#### Information supplied

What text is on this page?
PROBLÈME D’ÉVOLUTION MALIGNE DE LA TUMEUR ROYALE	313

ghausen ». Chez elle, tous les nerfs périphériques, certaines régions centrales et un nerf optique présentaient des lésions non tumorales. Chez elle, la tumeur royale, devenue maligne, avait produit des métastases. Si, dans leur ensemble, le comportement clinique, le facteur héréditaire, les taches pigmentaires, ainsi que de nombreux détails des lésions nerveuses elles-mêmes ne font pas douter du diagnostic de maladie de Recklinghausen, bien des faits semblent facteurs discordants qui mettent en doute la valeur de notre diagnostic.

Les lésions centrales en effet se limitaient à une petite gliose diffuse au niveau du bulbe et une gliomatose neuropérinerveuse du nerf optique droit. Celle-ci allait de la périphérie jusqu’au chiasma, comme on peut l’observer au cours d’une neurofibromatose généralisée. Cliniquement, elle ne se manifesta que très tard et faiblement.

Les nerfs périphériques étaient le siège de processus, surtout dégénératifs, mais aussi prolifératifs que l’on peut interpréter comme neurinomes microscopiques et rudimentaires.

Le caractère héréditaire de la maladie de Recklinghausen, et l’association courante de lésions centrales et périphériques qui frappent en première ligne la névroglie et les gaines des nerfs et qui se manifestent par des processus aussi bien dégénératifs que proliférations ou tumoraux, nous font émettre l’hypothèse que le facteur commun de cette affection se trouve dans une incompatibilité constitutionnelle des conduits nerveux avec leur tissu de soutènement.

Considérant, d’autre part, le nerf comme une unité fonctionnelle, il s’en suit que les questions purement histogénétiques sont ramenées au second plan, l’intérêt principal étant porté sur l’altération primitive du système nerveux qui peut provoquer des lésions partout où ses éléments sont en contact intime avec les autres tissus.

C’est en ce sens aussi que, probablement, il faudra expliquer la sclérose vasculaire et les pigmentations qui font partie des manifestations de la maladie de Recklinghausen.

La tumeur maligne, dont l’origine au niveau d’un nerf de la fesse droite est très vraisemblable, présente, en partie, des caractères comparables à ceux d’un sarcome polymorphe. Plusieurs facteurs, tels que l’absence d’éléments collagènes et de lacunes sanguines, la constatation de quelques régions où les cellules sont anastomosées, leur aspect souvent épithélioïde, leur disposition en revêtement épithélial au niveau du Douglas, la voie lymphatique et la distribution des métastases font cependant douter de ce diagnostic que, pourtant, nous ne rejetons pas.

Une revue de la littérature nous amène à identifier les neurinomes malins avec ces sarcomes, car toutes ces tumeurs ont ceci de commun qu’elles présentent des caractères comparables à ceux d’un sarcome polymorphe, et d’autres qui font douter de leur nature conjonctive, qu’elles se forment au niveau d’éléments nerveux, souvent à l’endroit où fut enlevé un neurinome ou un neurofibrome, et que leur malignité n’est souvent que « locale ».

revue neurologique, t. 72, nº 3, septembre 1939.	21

#### Goal of the exercise
Find out how many lines of the listing above include the word "peut", and give that number alone.

#### Response area
3